Gather up every line from the entries below that uses the word "Investitionen".
## begin
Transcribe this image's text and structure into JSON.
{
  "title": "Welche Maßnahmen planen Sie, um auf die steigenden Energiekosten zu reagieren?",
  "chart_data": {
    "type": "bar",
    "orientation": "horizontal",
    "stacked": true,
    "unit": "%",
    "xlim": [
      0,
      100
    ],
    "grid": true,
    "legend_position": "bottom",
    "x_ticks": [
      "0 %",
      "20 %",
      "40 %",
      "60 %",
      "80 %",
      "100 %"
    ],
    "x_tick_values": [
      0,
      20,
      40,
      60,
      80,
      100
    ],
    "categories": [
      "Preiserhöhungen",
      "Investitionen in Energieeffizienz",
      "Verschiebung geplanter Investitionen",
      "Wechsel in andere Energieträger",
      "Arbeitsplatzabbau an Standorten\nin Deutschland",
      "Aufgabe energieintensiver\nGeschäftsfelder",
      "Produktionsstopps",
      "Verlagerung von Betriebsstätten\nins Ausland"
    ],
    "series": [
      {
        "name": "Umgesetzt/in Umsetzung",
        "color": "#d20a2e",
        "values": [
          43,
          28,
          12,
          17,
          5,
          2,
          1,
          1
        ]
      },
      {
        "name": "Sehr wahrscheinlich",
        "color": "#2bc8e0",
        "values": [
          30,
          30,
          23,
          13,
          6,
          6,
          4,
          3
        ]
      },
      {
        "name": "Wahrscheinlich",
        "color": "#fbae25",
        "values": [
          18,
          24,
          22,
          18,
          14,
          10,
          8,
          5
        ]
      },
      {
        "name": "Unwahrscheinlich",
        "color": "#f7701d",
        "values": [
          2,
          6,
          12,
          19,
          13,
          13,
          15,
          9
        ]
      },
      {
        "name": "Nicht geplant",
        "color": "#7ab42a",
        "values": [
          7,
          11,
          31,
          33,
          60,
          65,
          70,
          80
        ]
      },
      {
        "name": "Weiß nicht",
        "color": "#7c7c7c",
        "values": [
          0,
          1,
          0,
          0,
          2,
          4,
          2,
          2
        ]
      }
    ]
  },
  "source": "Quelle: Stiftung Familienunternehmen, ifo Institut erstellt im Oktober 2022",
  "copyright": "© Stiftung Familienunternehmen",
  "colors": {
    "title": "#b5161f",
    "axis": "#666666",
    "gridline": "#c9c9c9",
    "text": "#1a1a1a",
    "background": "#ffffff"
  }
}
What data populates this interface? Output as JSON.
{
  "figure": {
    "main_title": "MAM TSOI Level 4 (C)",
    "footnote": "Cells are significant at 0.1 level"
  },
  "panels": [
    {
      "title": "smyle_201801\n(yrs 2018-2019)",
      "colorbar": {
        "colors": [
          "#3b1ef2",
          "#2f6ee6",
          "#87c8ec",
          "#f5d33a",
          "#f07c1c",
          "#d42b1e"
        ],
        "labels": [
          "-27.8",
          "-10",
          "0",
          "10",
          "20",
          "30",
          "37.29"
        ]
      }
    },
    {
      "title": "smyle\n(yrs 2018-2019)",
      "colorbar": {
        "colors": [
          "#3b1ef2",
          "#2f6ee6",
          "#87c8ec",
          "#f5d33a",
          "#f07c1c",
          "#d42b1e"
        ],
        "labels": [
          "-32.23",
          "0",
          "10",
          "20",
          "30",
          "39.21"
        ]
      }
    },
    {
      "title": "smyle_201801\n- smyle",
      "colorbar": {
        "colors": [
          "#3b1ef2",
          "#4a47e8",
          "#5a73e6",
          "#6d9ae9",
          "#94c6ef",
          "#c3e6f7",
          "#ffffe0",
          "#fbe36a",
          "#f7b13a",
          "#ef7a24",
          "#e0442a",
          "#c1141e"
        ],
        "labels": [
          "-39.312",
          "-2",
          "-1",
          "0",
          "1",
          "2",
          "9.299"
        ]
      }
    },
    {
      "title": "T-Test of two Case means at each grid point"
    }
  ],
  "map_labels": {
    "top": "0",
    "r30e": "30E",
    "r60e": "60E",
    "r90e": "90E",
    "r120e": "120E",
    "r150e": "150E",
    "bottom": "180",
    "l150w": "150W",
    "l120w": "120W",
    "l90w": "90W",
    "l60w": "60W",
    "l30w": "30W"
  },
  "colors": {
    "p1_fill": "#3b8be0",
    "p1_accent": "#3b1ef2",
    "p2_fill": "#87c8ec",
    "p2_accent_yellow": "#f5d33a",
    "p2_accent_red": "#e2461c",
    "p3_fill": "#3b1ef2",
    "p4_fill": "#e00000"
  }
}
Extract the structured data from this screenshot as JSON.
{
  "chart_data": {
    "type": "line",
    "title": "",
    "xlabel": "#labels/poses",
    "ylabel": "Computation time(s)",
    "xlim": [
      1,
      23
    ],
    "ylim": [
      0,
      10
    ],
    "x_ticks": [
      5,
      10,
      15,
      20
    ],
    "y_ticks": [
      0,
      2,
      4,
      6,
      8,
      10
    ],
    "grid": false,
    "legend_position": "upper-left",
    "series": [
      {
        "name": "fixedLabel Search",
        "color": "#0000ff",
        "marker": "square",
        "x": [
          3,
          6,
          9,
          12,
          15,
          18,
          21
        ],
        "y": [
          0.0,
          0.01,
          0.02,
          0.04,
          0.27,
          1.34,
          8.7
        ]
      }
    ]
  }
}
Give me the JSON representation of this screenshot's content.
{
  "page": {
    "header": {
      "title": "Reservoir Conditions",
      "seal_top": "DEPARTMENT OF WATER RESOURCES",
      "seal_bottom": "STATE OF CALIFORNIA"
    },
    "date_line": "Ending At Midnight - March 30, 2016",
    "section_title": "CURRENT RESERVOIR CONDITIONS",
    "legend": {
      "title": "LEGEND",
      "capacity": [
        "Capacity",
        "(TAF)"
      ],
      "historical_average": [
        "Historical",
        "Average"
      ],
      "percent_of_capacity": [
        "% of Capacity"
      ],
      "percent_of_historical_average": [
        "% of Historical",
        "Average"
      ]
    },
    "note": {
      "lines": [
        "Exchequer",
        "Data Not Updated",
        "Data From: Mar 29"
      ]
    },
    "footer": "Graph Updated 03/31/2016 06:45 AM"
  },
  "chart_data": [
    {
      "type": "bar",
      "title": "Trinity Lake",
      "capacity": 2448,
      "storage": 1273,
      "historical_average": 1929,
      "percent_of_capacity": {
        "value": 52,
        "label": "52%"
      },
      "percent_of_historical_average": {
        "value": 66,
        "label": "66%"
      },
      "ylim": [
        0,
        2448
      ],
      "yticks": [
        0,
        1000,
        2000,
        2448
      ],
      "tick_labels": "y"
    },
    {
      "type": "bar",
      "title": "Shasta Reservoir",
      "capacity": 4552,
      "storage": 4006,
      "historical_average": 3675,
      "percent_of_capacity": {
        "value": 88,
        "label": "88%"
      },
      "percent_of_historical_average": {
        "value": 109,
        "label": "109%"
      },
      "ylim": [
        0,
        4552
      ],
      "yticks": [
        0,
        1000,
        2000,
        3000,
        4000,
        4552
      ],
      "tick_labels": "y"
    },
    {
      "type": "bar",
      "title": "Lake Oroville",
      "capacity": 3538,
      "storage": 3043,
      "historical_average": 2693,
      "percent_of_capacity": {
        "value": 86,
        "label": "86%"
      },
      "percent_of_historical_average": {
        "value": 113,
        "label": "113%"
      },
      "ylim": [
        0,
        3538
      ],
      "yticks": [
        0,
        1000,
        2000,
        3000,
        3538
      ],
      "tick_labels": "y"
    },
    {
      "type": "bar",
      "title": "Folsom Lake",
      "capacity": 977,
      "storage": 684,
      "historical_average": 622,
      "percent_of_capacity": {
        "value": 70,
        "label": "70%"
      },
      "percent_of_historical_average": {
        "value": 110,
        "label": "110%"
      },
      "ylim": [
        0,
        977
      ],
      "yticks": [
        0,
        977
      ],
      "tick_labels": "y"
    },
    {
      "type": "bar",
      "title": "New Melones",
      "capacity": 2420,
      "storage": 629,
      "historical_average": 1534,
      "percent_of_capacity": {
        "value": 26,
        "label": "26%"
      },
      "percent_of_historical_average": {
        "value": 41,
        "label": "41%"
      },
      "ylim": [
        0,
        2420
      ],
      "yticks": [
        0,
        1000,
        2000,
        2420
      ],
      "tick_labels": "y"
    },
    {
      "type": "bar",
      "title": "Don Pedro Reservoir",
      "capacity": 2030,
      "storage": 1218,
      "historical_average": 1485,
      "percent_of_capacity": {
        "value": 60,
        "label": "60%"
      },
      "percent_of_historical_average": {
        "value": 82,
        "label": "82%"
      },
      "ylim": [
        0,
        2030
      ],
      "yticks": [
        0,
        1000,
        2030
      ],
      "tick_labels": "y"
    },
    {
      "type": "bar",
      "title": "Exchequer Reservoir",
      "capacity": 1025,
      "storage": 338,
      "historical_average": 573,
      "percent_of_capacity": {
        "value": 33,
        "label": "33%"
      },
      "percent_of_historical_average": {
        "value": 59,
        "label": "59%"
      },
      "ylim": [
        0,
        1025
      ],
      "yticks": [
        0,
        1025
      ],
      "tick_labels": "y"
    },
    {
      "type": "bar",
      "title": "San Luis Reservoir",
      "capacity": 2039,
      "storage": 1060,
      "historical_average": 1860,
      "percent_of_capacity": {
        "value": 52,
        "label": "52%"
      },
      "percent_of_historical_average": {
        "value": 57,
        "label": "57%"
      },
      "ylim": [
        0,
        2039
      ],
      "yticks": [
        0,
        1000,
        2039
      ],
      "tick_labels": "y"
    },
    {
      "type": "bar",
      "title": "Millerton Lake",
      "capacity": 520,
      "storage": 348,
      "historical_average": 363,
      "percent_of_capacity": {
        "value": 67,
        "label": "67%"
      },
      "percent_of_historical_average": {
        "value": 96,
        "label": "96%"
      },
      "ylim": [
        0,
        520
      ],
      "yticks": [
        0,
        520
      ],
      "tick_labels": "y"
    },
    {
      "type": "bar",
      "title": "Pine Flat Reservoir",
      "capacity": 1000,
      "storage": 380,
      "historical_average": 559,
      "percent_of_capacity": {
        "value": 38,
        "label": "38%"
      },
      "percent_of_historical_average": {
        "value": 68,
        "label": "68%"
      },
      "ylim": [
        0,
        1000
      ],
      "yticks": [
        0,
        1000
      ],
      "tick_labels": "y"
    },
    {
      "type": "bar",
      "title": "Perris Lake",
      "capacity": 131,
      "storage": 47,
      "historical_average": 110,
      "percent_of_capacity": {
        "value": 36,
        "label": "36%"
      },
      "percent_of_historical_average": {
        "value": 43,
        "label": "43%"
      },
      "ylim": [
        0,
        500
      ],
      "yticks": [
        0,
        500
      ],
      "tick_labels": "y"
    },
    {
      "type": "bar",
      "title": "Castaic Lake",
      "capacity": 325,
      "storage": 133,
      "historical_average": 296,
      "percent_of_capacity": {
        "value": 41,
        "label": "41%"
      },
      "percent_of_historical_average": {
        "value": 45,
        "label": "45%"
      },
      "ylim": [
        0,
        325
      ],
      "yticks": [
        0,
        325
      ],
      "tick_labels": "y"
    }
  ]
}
## end
--- Written solution ---
      "Investitionen in Energieeffizienz",
      "Verschiebung geplanter Investitionen",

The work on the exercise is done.